- [WHAT TO WORK ON] Copy each line of the material below that includes the string "režimu".

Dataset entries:
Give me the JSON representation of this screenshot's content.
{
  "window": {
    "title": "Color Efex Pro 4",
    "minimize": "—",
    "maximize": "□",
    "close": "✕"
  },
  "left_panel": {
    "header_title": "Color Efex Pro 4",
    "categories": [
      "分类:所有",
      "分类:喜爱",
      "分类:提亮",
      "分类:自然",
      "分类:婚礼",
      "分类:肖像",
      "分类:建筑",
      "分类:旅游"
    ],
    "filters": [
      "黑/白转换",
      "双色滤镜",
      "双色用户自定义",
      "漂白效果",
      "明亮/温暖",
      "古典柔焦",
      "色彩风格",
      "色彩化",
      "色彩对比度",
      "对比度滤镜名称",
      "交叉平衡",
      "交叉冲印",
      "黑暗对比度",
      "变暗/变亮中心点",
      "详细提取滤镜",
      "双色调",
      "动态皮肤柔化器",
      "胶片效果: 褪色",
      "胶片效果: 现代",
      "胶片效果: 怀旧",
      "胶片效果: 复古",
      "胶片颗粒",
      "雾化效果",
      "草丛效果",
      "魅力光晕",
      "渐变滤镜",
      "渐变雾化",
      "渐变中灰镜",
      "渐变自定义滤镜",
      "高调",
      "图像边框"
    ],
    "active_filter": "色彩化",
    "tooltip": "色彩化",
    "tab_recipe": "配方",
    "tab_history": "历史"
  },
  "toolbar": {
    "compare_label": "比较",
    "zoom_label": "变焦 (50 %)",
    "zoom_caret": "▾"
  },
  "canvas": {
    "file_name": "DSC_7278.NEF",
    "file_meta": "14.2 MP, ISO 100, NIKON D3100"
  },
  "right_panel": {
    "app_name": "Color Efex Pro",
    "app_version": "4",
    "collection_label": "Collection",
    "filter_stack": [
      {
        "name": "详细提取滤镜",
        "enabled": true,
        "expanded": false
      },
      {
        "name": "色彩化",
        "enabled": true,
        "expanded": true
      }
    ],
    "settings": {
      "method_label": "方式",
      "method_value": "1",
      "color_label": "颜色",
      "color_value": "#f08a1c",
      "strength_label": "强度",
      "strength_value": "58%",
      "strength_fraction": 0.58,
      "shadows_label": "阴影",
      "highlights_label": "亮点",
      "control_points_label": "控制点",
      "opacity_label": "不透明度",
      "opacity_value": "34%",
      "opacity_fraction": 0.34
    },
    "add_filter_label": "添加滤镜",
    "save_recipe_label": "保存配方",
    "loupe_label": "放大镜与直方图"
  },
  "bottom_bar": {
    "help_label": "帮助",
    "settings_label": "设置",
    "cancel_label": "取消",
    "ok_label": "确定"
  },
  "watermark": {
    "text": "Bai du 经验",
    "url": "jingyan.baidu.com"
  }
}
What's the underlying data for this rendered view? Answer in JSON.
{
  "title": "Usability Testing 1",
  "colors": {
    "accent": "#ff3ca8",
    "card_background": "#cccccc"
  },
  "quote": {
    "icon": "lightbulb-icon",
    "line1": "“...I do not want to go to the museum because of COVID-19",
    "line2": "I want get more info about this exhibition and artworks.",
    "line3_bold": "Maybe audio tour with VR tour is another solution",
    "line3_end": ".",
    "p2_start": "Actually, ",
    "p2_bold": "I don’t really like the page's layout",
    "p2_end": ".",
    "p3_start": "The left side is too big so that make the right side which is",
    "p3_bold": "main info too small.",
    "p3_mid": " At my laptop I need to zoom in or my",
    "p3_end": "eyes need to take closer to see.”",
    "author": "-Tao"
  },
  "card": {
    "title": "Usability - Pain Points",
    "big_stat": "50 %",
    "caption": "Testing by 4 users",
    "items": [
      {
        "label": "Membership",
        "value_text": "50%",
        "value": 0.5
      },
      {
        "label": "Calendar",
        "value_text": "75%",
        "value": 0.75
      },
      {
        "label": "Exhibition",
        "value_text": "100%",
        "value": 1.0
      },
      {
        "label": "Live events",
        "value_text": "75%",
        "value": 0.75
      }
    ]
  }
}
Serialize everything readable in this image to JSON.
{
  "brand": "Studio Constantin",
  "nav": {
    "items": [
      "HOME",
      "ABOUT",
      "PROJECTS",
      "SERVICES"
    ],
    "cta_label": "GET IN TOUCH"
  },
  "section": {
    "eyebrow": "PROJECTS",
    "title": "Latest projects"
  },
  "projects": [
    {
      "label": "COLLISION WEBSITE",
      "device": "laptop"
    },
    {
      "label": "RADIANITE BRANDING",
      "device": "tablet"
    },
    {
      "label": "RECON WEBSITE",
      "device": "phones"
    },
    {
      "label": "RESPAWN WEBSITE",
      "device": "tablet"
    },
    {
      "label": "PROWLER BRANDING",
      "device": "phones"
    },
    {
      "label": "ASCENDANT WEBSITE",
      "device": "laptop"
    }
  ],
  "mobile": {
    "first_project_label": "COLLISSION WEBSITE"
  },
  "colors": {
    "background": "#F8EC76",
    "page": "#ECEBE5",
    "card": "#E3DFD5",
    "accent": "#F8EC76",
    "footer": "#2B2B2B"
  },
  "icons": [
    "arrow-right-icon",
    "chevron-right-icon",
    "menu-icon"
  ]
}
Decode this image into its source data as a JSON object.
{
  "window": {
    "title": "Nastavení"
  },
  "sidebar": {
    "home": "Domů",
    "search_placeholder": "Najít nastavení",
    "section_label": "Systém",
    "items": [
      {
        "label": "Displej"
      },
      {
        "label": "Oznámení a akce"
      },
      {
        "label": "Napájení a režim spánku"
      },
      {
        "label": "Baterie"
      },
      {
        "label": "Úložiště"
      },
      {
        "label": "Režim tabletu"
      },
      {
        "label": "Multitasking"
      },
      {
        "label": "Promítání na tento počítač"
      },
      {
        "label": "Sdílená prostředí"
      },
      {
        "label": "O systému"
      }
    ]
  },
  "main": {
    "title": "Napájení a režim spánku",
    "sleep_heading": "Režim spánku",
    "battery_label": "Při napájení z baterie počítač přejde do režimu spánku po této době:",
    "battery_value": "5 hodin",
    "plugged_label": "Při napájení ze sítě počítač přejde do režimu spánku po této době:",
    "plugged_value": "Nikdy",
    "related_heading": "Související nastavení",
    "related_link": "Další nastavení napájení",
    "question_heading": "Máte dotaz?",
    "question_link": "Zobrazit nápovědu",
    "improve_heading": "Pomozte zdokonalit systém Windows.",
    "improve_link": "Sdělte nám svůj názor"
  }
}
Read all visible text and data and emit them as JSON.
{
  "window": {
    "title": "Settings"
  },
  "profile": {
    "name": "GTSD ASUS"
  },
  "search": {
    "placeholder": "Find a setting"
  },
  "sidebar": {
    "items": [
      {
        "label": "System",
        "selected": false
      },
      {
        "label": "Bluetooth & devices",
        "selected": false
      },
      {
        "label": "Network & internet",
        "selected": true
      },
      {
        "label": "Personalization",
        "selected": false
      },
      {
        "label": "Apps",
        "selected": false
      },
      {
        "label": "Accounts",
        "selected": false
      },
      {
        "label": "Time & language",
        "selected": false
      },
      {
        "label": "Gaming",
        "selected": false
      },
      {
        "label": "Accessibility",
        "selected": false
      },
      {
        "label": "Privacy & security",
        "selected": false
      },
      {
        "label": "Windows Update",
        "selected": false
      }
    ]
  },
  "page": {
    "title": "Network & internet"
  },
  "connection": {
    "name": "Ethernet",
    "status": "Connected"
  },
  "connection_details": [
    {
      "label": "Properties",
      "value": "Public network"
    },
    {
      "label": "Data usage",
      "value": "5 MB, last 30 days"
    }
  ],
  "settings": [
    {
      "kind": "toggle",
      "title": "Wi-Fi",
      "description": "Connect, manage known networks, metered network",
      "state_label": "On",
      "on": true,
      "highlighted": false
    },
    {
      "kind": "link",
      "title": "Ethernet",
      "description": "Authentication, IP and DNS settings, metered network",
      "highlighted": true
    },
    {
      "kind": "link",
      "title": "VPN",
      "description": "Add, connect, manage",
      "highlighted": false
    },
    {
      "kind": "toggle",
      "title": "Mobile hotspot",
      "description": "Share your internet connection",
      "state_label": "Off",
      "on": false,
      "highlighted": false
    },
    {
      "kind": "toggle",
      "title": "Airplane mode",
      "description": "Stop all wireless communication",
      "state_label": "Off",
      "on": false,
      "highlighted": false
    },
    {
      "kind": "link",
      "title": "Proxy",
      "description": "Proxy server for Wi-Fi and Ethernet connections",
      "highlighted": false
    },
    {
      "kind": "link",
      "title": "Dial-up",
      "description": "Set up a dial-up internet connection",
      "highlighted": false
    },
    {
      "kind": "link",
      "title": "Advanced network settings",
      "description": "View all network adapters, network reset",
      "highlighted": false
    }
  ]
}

- [EXPECTED OUTPUT]
    "battery_label": "Při napájení z baterie počítač přejde do režimu spánku po této době:",
    "plugged_label": "Při napájení ze sítě počítač přejde do režimu spánku po této době:",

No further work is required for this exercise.